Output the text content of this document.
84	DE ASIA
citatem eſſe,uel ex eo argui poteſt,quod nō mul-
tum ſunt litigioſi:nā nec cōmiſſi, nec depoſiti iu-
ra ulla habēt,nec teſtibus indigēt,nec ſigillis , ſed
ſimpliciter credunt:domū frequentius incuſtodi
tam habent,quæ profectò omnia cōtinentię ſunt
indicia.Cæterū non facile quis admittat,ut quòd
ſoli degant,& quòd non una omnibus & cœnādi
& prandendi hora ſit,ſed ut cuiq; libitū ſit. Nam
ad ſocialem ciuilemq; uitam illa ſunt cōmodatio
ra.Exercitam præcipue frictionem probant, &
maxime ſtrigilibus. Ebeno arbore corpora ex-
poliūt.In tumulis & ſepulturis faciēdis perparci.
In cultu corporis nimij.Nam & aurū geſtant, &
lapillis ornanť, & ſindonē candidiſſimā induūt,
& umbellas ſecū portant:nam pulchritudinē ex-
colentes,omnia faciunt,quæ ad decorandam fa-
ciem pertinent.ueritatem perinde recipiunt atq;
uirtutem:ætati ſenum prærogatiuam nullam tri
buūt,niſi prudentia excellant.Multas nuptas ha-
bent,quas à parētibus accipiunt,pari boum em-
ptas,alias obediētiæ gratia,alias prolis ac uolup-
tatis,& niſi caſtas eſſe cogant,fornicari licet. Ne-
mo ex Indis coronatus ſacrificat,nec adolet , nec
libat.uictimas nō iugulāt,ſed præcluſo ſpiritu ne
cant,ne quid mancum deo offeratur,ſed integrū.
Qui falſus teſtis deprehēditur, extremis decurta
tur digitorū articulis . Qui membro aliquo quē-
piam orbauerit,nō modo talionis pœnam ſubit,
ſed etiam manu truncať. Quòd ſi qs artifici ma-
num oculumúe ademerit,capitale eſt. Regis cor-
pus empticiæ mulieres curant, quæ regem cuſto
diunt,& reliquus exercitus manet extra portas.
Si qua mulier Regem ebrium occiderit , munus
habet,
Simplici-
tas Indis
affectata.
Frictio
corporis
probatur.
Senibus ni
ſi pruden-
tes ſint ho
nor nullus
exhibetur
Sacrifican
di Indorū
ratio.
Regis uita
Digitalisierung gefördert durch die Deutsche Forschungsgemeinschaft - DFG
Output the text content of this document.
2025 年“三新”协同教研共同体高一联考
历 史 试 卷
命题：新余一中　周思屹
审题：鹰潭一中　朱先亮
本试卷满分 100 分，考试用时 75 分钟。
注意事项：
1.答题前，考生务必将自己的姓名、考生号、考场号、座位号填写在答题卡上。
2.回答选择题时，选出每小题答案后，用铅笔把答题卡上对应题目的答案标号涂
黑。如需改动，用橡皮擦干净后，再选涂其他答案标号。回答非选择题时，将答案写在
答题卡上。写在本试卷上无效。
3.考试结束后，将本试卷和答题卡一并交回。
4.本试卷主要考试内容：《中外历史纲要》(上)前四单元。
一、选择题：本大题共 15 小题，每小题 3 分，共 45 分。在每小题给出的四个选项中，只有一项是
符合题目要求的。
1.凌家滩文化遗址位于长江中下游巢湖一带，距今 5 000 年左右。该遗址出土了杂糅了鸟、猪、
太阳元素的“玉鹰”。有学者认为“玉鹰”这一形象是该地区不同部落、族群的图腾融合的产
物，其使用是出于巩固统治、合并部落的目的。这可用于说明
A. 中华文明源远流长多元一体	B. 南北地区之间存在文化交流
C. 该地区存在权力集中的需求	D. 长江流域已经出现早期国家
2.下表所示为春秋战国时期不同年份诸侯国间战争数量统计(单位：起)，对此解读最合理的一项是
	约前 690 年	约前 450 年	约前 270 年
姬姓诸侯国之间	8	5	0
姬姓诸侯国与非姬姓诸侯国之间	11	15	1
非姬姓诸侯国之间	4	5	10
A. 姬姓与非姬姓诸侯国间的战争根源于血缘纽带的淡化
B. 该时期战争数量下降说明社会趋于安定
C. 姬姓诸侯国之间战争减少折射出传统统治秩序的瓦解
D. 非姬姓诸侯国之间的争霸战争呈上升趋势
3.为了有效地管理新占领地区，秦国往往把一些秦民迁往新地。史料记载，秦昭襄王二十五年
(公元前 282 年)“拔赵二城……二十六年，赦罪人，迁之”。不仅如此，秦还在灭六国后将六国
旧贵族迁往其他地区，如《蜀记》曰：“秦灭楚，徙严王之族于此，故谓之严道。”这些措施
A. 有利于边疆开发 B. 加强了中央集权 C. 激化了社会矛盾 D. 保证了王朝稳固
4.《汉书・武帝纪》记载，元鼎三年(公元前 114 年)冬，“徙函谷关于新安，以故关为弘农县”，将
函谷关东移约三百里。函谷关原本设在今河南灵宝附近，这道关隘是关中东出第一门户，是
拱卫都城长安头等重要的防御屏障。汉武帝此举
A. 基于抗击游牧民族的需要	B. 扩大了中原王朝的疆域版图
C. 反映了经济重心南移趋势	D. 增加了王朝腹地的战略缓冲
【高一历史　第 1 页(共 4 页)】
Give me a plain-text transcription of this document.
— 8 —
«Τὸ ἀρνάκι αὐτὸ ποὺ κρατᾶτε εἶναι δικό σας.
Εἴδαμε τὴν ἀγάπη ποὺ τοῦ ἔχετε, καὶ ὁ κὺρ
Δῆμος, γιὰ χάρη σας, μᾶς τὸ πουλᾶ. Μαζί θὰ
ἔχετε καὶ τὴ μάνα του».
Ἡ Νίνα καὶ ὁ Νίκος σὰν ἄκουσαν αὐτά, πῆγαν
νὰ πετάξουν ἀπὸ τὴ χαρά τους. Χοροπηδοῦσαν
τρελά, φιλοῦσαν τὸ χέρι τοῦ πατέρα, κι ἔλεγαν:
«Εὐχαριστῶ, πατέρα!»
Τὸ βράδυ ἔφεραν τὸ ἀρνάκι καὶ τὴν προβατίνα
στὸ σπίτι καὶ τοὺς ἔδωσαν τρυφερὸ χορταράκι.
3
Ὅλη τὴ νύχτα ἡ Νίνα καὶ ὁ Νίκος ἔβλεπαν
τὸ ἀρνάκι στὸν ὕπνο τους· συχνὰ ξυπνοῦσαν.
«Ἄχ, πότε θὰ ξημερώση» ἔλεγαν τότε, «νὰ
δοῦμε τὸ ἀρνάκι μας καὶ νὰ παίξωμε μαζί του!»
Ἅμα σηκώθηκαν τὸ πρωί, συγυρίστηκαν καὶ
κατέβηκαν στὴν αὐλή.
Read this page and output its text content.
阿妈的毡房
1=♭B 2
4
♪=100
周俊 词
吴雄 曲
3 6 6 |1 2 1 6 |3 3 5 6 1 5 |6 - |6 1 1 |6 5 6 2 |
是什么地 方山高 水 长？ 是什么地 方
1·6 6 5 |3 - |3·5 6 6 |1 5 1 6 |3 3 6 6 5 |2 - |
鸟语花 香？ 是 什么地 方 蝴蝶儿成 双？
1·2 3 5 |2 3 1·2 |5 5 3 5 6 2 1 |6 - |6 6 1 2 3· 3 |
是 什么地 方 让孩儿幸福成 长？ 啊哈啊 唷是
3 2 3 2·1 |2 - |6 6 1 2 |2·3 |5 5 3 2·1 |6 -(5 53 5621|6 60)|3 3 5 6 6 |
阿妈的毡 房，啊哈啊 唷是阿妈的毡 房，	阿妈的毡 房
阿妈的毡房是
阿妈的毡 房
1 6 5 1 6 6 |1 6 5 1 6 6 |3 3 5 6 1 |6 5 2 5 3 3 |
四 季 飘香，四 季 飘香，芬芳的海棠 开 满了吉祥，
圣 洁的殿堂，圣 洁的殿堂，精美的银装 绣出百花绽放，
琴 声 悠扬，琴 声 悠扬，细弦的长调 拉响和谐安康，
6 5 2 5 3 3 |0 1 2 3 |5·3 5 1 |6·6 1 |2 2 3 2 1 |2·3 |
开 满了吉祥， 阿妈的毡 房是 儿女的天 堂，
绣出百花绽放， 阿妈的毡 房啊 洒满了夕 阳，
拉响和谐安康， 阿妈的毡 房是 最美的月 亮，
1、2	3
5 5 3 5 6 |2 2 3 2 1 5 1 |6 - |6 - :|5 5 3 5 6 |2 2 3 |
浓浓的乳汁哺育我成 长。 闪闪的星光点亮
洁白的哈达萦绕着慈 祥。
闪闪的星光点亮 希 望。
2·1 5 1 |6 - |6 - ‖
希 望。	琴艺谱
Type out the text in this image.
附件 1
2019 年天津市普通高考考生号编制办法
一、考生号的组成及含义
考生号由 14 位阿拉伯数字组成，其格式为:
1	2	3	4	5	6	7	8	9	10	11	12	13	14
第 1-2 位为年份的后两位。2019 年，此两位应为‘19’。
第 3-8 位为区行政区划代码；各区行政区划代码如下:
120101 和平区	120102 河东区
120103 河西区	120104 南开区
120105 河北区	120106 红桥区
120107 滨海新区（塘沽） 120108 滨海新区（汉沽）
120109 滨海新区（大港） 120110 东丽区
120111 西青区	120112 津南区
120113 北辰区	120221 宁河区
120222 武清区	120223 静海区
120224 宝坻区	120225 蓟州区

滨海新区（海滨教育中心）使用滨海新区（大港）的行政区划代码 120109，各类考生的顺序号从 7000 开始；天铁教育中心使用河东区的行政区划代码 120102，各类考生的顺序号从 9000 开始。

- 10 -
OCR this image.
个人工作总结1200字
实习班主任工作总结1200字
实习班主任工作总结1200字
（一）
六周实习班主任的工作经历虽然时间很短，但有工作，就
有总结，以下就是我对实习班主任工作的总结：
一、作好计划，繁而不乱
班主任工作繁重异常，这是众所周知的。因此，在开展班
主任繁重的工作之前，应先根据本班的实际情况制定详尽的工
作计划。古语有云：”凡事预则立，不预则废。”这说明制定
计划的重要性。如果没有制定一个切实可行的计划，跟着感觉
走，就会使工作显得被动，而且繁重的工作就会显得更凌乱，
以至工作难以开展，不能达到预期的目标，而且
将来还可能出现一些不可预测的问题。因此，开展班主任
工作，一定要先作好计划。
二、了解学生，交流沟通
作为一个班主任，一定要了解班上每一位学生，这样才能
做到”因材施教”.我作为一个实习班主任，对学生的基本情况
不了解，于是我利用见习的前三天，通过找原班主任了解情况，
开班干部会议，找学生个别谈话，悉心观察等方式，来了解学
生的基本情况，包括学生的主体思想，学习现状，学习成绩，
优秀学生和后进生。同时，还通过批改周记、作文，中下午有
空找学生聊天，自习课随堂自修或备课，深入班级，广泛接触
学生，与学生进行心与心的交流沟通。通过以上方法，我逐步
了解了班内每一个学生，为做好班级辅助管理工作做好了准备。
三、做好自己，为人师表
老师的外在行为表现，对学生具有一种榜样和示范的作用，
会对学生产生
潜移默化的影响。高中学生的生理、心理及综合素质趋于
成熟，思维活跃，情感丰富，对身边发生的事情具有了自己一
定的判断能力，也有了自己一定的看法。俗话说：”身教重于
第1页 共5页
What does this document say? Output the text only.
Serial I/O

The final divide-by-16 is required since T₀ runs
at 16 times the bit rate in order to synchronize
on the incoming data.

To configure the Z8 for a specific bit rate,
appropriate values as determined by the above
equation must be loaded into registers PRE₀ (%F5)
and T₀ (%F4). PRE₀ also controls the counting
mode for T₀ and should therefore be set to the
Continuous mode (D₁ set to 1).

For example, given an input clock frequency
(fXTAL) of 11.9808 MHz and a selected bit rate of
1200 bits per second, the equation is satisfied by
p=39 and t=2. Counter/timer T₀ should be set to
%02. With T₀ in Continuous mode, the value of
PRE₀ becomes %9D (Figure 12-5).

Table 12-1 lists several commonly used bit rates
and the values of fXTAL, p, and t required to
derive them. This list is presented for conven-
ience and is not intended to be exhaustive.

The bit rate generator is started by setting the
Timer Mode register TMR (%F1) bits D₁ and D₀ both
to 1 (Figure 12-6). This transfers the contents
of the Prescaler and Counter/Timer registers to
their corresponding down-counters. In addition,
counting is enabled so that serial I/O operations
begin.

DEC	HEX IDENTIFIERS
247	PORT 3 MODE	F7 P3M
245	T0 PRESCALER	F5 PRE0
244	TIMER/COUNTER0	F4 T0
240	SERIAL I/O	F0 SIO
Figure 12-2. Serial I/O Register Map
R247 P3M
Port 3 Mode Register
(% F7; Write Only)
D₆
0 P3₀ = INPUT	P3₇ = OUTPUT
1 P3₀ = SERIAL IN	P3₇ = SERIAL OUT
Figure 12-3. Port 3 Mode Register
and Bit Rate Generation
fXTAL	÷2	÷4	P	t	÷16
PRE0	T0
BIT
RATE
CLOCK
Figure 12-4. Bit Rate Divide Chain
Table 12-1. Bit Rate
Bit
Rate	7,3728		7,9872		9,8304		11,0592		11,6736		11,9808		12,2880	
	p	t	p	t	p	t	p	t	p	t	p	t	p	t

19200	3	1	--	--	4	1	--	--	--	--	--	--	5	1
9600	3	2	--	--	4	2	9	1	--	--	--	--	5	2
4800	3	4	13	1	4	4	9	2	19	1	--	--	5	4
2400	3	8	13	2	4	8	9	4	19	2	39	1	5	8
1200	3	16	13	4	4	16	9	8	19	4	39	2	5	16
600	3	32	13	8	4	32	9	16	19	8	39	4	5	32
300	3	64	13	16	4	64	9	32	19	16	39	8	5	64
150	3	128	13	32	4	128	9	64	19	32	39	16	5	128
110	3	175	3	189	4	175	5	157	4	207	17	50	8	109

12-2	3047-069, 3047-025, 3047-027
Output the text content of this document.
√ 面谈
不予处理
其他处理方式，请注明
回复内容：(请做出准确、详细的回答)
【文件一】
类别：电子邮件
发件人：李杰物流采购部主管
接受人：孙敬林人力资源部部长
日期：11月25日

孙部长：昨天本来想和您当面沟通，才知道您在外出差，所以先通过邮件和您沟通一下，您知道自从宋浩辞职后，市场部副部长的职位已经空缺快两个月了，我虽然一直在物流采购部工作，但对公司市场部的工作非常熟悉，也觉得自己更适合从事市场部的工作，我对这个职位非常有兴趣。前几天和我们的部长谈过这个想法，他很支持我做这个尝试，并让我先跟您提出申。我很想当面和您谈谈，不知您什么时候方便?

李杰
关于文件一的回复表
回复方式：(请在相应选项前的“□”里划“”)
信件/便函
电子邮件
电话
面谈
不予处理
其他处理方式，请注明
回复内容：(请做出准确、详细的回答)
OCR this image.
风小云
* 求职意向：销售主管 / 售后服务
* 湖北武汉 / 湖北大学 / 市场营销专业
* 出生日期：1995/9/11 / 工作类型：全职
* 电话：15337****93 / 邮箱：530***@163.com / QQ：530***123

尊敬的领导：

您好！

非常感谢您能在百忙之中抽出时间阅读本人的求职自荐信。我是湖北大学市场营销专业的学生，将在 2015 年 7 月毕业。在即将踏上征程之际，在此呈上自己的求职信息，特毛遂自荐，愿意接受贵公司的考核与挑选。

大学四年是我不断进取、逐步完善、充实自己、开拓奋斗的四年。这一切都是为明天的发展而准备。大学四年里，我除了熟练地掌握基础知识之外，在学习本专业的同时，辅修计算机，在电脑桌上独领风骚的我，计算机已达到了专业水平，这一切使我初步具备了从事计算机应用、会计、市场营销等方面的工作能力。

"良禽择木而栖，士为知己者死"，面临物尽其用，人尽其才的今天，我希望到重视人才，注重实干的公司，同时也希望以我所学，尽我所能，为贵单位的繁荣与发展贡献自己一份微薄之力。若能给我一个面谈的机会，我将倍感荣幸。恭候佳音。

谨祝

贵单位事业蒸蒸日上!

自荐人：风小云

---------------

Pick each line holding the word "Table" out of the data and copy it.

Table 12-1 lists several commonly used bit rates
Table 12-1. Bit Rate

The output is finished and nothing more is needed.